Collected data

[Begin]

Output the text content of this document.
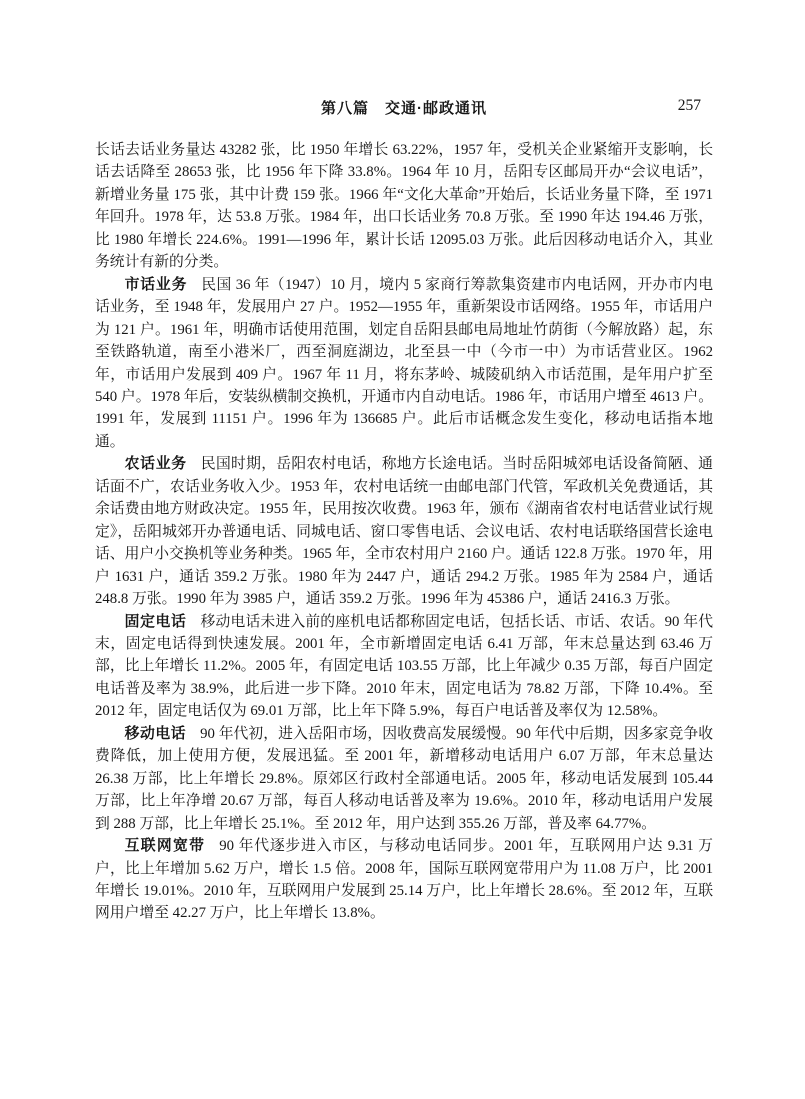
第八篇　交通·邮政通讯	257

长话去话业务量达 43282 张，比 1950 年增长 63.22%，1957 年，受机关企业紧缩开支影响，长话去话降至 28653 张，比 1956 年下降 33.8%。1964 年 10 月，岳阳专区邮局开办“会议电话”，新增业务量 175 张，其中计费 159 张。1966 年“文化大革命”开始后，长话业务量下降，至 1971 年回升。1978 年，达 53.8 万张。1984 年，出口长话业务 70.8 万张。至 1990 年达 194.46 万张，比 1980 年增长 224.6%。1991—1996 年，累计长话 12095.03 万张。此后因移动电话介入，其业务统计有新的分类。

市话业务 民国 36 年（1947）10 月，境内 5 家商行筹款集资建市内电话网，开办市内电话业务，至 1948 年，发展用户 27 户。1952—1955 年，重新架设市话网络。1955 年，市话用户为 121 户。1961 年，明确市话使用范围，划定自岳阳县邮电局地址竹荫街（今解放路）起，东至铁路轨道，南至小港米厂，西至洞庭湖边，北至县一中（今市一中）为市话营业区。1962 年，市话用户发展到 409 户。1967 年 11 月，将东茅岭、城陵矶纳入市话范围，是年用户扩至 540 户。1978 年后，安装纵横制交换机，开通市内自动电话。1986 年，市话用户增至 4613 户。1991 年，发展到 11151 户。1996 年为 136685 户。此后市话概念发生变化，移动电话指本地通。

农话业务 民国时期，岳阳农村电话，称地方长途电话。当时岳阳城郊电话设备简陋、通话面不广，农话业务收入少。1953 年，农村电话统一由邮电部门代管，军政机关免费通话，其余话费由地方财政决定。1955 年，民用按次收费。1963 年，颁布《湖南省农村电话营业试行规定》，岳阳城郊开办普通电话、同城电话、窗口零售电话、会议电话、农村电话联络国营长途电话、用户小交换机等业务种类。1965 年，全市农村用户 2160 户。通话 122.8 万张。1970 年，用户 1631 户，通话 359.2 万张。1980 年为 2447 户，通话 294.2 万张。1985 年为 2584 户，通话 248.8 万张。1990 年为 3985 户，通话 359.2 万张。1996 年为 45386 户，通话 2416.3 万张。

固定电话 移动电话未进入前的座机电话都称固定电话，包括长话、市话、农话。90 年代末，固定电话得到快速发展。2001 年，全市新增固定电话 6.41 万部，年末总量达到 63.46 万部，比上年增长 11.2%。2005 年，有固定电话 103.55 万部，比上年减少 0.35 万部，每百户固定电话普及率为 38.9%，此后进一步下降。2010 年末，固定电话为 78.82 万部，下降 10.4%。至 2012 年，固定电话仅为 69.01 万部，比上年下降 5.9%，每百户电话普及率仅为 12.58%。

移动电话 90 年代初，进入岳阳市场，因收费高发展缓慢。90 年代中后期，因多家竞争收费降低，加上使用方便，发展迅猛。至 2001 年，新增移动电话用户 6.07 万部，年末总量达 26.38 万部，比上年增长 29.8%。原郊区行政村全部通电话。2005 年，移动电话发展到 105.44 万部，比上年净增 20.67 万部，每百人移动电话普及率为 19.6%。2010 年，移动电话用户发展到 288 万部，比上年增长 25.1%。至 2012 年，用户达到 355.26 万部，普及率 64.77%。

互联网宽带 90 年代逐步进入市区，与移动电话同步。2001 年，互联网用户达 9.31 万户，比上年增加 5.62 万户，增长 1.5 倍。2008 年，国际互联网宽带用户为 11.08 万户，比 2001 年增长 19.01%。2010 年，互联网用户发展到 25.14 万户，比上年增长 28.6%。至 2012 年，互联网用户增至 42.27 万户，比上年增长 13.8%。
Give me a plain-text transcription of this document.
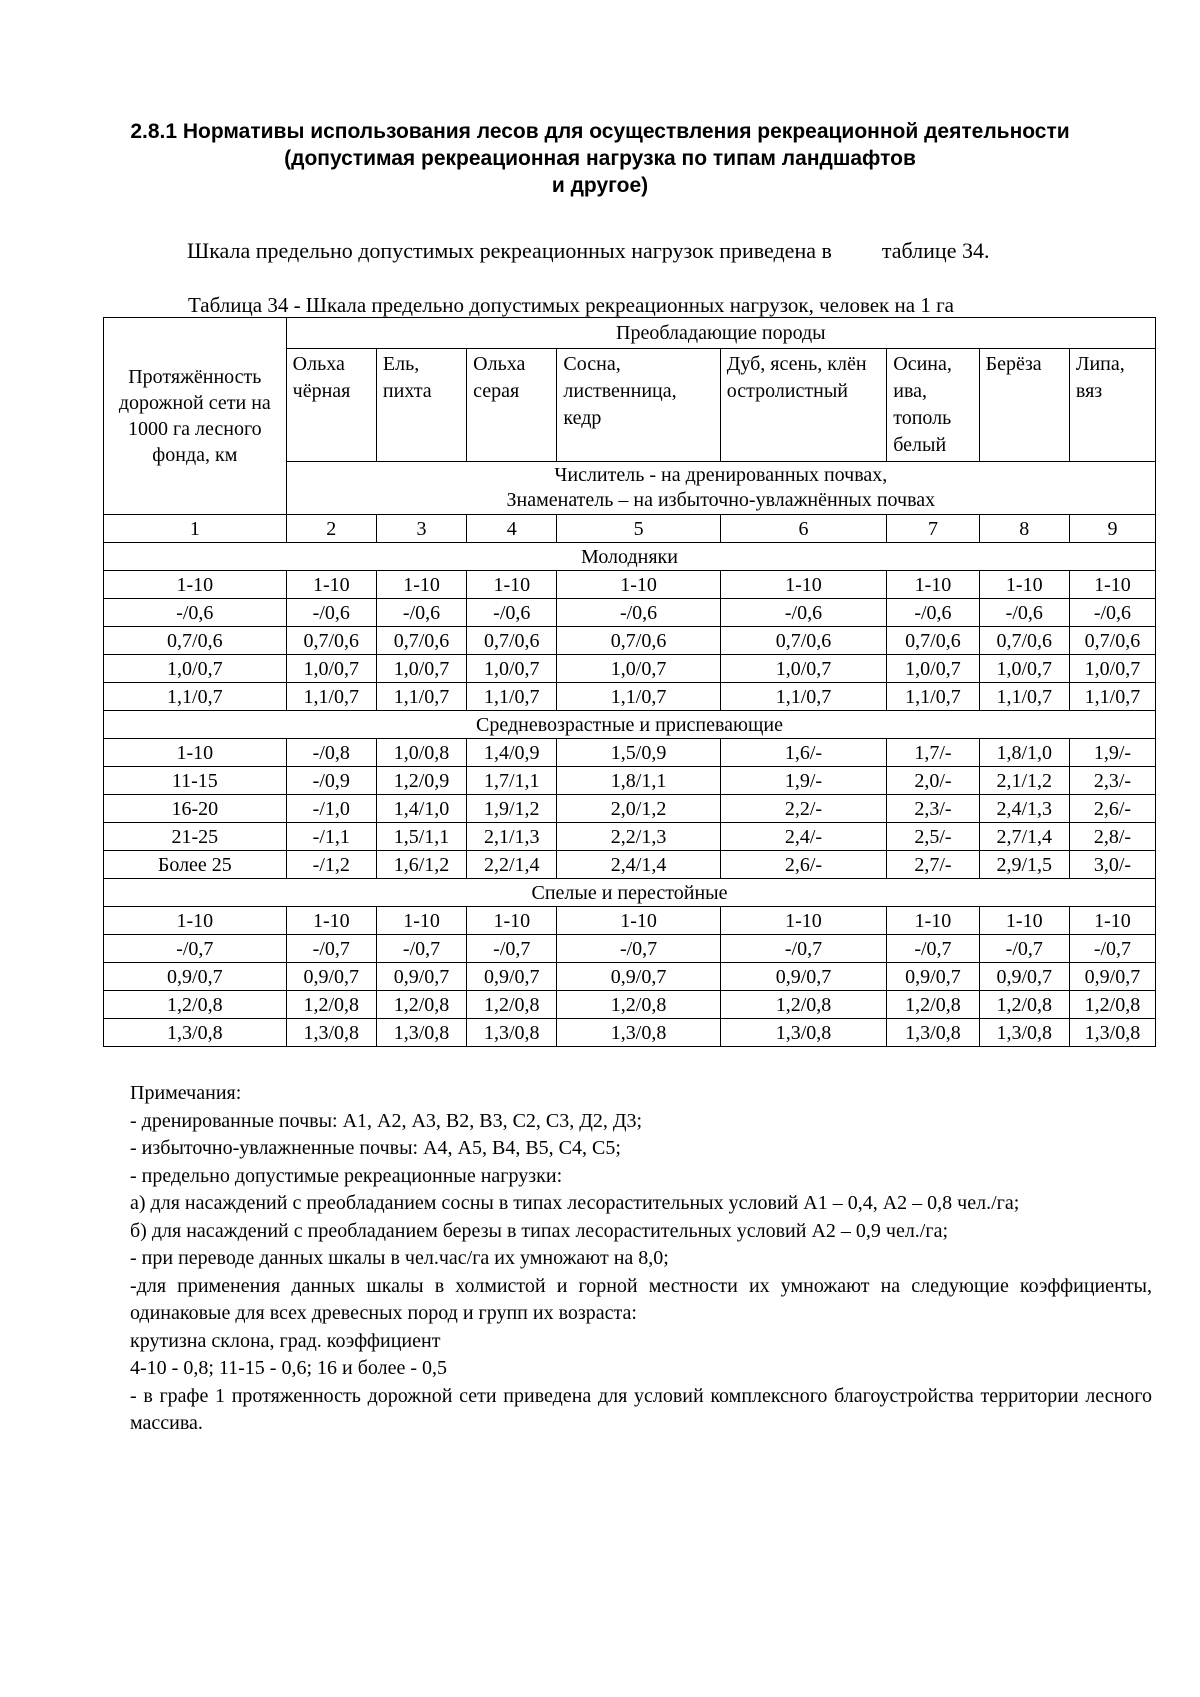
2.8.1 Нормативы использования лесов для осуществления рекреационной деятельности
(допустимая рекреационная нагрузка по типам ландшафтов
и другое)
Шкала предельно допустимых рекреационных нагрузок приведена в таблице 34.
Таблица 34 - Шкала предельно допустимых рекреационных нагрузок, человек на 1 га
Протяжённость дорожной сети на 1000 га лесного фонда, км	Преобладающие породы							
	Ольха чёрная	Ель, пихта	Ольха серая	Сосна, лиственница, кедр	Дуб, ясень, клён остролистный	Осина, ива, тополь белый	Берёза	Липа, вяз

	Числитель - на дренированных почвах,
Знаменатель – на избыточно-увлажнённых почвах							

1	2	3	4	5	6	7	8	9
Молодняки								
1-10	1-10	1-10	1-10	1-10	1-10	1-10	1-10	1-10
-/0,6	-/0,6	-/0,6	-/0,6	-/0,6	-/0,6	-/0,6	-/0,6	-/0,6
0,7/0,6	0,7/0,6	0,7/0,6	0,7/0,6	0,7/0,6	0,7/0,6	0,7/0,6	0,7/0,6	0,7/0,6
1,0/0,7	1,0/0,7	1,0/0,7	1,0/0,7	1,0/0,7	1,0/0,7	1,0/0,7	1,0/0,7	1,0/0,7
1,1/0,7	1,1/0,7	1,1/0,7	1,1/0,7	1,1/0,7	1,1/0,7	1,1/0,7	1,1/0,7	1,1/0,7
Средневозрастные и приспевающие								
1-10	-/0,8	1,0/0,8	1,4/0,9	1,5/0,9	1,6/-	1,7/-	1,8/1,0	1,9/-
11-15	-/0,9	1,2/0,9	1,7/1,1	1,8/1,1	1,9/-	2,0/-	2,1/1,2	2,3/-
16-20	-/1,0	1,4/1,0	1,9/1,2	2,0/1,2	2,2/-	2,3/-	2,4/1,3	2,6/-
21-25	-/1,1	1,5/1,1	2,1/1,3	2,2/1,3	2,4/-	2,5/-	2,7/1,4	2,8/-
Более 25	-/1,2	1,6/1,2	2,2/1,4	2,4/1,4	2,6/-	2,7/-	2,9/1,5	3,0/-
Спелые и перестойные								
1-10	1-10	1-10	1-10	1-10	1-10	1-10	1-10	1-10
-/0,7	-/0,7	-/0,7	-/0,7	-/0,7	-/0,7	-/0,7	-/0,7	-/0,7
0,9/0,7	0,9/0,7	0,9/0,7	0,9/0,7	0,9/0,7	0,9/0,7	0,9/0,7	0,9/0,7	0,9/0,7
1,2/0,8	1,2/0,8	1,2/0,8	1,2/0,8	1,2/0,8	1,2/0,8	1,2/0,8	1,2/0,8	1,2/0,8
1,3/0,8	1,3/0,8	1,3/0,8	1,3/0,8	1,3/0,8	1,3/0,8	1,3/0,8	1,3/0,8	1,3/0,8
Примечания:
- дренированные почвы: А1, А2, А3, В2, В3, С2, С3, Д2, Д3;
- избыточно-увлажненные почвы: А4, А5, В4, В5, С4, С5;
- предельно допустимые рекреационные нагрузки:
а) для насаждений с преобладанием сосны в типах лесорастительных условий А1 – 0,4, А2 – 0,8 чел./га;
б) для насаждений с преобладанием березы в типах лесорастительных условий А2 – 0,9 чел./га;
- при переводе данных шкалы в чел.час/га их умножают на 8,0;
-для применения данных шкалы в холмистой и горной местности их умножают на следующие коэффициенты, одинаковые для всех древесных пород и групп их возраста:
крутизна склона, град. коэффициент
4-10 - 0,8; 11-15 - 0,6; 16 и более - 0,5
- в графе 1 протяженность дорожной сети приведена для условий комплексного благоустройства территории лесного массива.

[End]

Without including any pictures, output all the entries above exactly.

Output the text content of this document.
第八篇　交通·邮政通讯	257

长话去话业务量达 43282 张，比 1950 年增长 63.22%，1957 年，受机关企业紧缩开支影响，长话去话降至 28653 张，比 1956 年下降 33.8%。1964 年 10 月，岳阳专区邮局开办“会议电话”，新增业务量 175 张，其中计费 159 张。1966 年“文化大革命”开始后，长话业务量下降，至 1971 年回升。1978 年，达 53.8 万张。1984 年，出口长话业务 70.8 万张。至 1990 年达 194.46 万张，比 1980 年增长 224.6%。1991—1996 年，累计长话 12095.03 万张。此后因移动电话介入，其业务统计有新的分类。

市话业务 民国 36 年（1947）10 月，境内 5 家商行筹款集资建市内电话网，开办市内电话业务，至 1948 年，发展用户 27 户。1952—1955 年，重新架设市话网络。1955 年，市话用户为 121 户。1961 年，明确市话使用范围，划定自岳阳县邮电局地址竹荫街（今解放路）起，东至铁路轨道，南至小港米厂，西至洞庭湖边，北至县一中（今市一中）为市话营业区。1962 年，市话用户发展到 409 户。1967 年 11 月，将东茅岭、城陵矶纳入市话范围，是年用户扩至 540 户。1978 年后，安装纵横制交换机，开通市内自动电话。1986 年，市话用户增至 4613 户。1991 年，发展到 11151 户。1996 年为 136685 户。此后市话概念发生变化，移动电话指本地通。

农话业务 民国时期，岳阳农村电话，称地方长途电话。当时岳阳城郊电话设备简陋、通话面不广，农话业务收入少。1953 年，农村电话统一由邮电部门代管，军政机关免费通话，其余话费由地方财政决定。1955 年，民用按次收费。1963 年，颁布《湖南省农村电话营业试行规定》，岳阳城郊开办普通电话、同城电话、窗口零售电话、会议电话、农村电话联络国营长途电话、用户小交换机等业务种类。1965 年，全市农村用户 2160 户。通话 122.8 万张。1970 年，用户 1631 户，通话 359.2 万张。1980 年为 2447 户，通话 294.2 万张。1985 年为 2584 户，通话 248.8 万张。1990 年为 3985 户，通话 359.2 万张。1996 年为 45386 户，通话 2416.3 万张。

固定电话 移动电话未进入前的座机电话都称固定电话，包括长话、市话、农话。90 年代末，固定电话得到快速发展。2001 年，全市新增固定电话 6.41 万部，年末总量达到 63.46 万部，比上年增长 11.2%。2005 年，有固定电话 103.55 万部，比上年减少 0.35 万部，每百户固定电话普及率为 38.9%，此后进一步下降。2010 年末，固定电话为 78.82 万部，下降 10.4%。至 2012 年，固定电话仅为 69.01 万部，比上年下降 5.9%，每百户电话普及率仅为 12.58%。

移动电话 90 年代初，进入岳阳市场，因收费高发展缓慢。90 年代中后期，因多家竞争收费降低，加上使用方便，发展迅猛。至 2001 年，新增移动电话用户 6.07 万部，年末总量达 26.38 万部，比上年增长 29.8%。原郊区行政村全部通电话。2005 年，移动电话发展到 105.44 万部，比上年净增 20.67 万部，每百人移动电话普及率为 19.6%。2010 年，移动电话用户发展到 288 万部，比上年增长 25.1%。至 2012 年，用户达到 355.26 万部，普及率 64.77%。

互联网宽带 90 年代逐步进入市区，与移动电话同步。2001 年，互联网用户达 9.31 万户，比上年增加 5.62 万户，增长 1.5 倍。2008 年，国际互联网宽带用户为 11.08 万户，比 2001 年增长 19.01%。2010 年，互联网用户发展到 25.14 万户，比上年增长 28.6%。至 2012 年，互联网用户增至 42.27 万户，比上年增长 13.8%。
Give me a plain-text transcription of this document.
2.8.1 Нормативы использования лесов для осуществления рекреационной деятельности
(допустимая рекреационная нагрузка по типам ландшафтов
и другое)
Шкала предельно допустимых рекреационных нагрузок приведена в таблице 34.
Таблица 34 - Шкала предельно допустимых рекреационных нагрузок, человек на 1 га
Протяжённость дорожной сети на 1000 га лесного фонда, км	Преобладающие породы							
	Ольха чёрная	Ель, пихта	Ольха серая	Сосна, лиственница, кедр	Дуб, ясень, клён остролистный	Осина, ива, тополь белый	Берёза	Липа, вяз

	Числитель - на дренированных почвах,
Знаменатель – на избыточно-увлажнённых почвах							

1	2	3	4	5	6	7	8	9
Молодняки								
1-10	1-10	1-10	1-10	1-10	1-10	1-10	1-10	1-10
-/0,6	-/0,6	-/0,6	-/0,6	-/0,6	-/0,6	-/0,6	-/0,6	-/0,6
0,7/0,6	0,7/0,6	0,7/0,6	0,7/0,6	0,7/0,6	0,7/0,6	0,7/0,6	0,7/0,6	0,7/0,6
1,0/0,7	1,0/0,7	1,0/0,7	1,0/0,7	1,0/0,7	1,0/0,7	1,0/0,7	1,0/0,7	1,0/0,7
1,1/0,7	1,1/0,7	1,1/0,7	1,1/0,7	1,1/0,7	1,1/0,7	1,1/0,7	1,1/0,7	1,1/0,7
Средневозрастные и приспевающие								
1-10	-/0,8	1,0/0,8	1,4/0,9	1,5/0,9	1,6/-	1,7/-	1,8/1,0	1,9/-
11-15	-/0,9	1,2/0,9	1,7/1,1	1,8/1,1	1,9/-	2,0/-	2,1/1,2	2,3/-
16-20	-/1,0	1,4/1,0	1,9/1,2	2,0/1,2	2,2/-	2,3/-	2,4/1,3	2,6/-
21-25	-/1,1	1,5/1,1	2,1/1,3	2,2/1,3	2,4/-	2,5/-	2,7/1,4	2,8/-
Более 25	-/1,2	1,6/1,2	2,2/1,4	2,4/1,4	2,6/-	2,7/-	2,9/1,5	3,0/-
Спелые и перестойные								
1-10	1-10	1-10	1-10	1-10	1-10	1-10	1-10	1-10
-/0,7	-/0,7	-/0,7	-/0,7	-/0,7	-/0,7	-/0,7	-/0,7	-/0,7
0,9/0,7	0,9/0,7	0,9/0,7	0,9/0,7	0,9/0,7	0,9/0,7	0,9/0,7	0,9/0,7	0,9/0,7
1,2/0,8	1,2/0,8	1,2/0,8	1,2/0,8	1,2/0,8	1,2/0,8	1,2/0,8	1,2/0,8	1,2/0,8
1,3/0,8	1,3/0,8	1,3/0,8	1,3/0,8	1,3/0,8	1,3/0,8	1,3/0,8	1,3/0,8	1,3/0,8
Примечания:
- дренированные почвы: А1, А2, А3, В2, В3, С2, С3, Д2, Д3;
- избыточно-увлажненные почвы: А4, А5, В4, В5, С4, С5;
- предельно допустимые рекреационные нагрузки:
а) для насаждений с преобладанием сосны в типах лесорастительных условий А1 – 0,4, А2 – 0,8 чел./га;
б) для насаждений с преобладанием березы в типах лесорастительных условий А2 – 0,9 чел./га;
- при переводе данных шкалы в чел.час/га их умножают на 8,0;
-для применения данных шкалы в холмистой и горной местности их умножают на следующие коэффициенты, одинаковые для всех древесных пород и групп их возраста:
крутизна склона, град. коэффициент
4-10 - 0,8; 11-15 - 0,6; 16 и более - 0,5
- в графе 1 протяженность дорожной сети приведена для условий комплексного благоустройства территории лесного массива.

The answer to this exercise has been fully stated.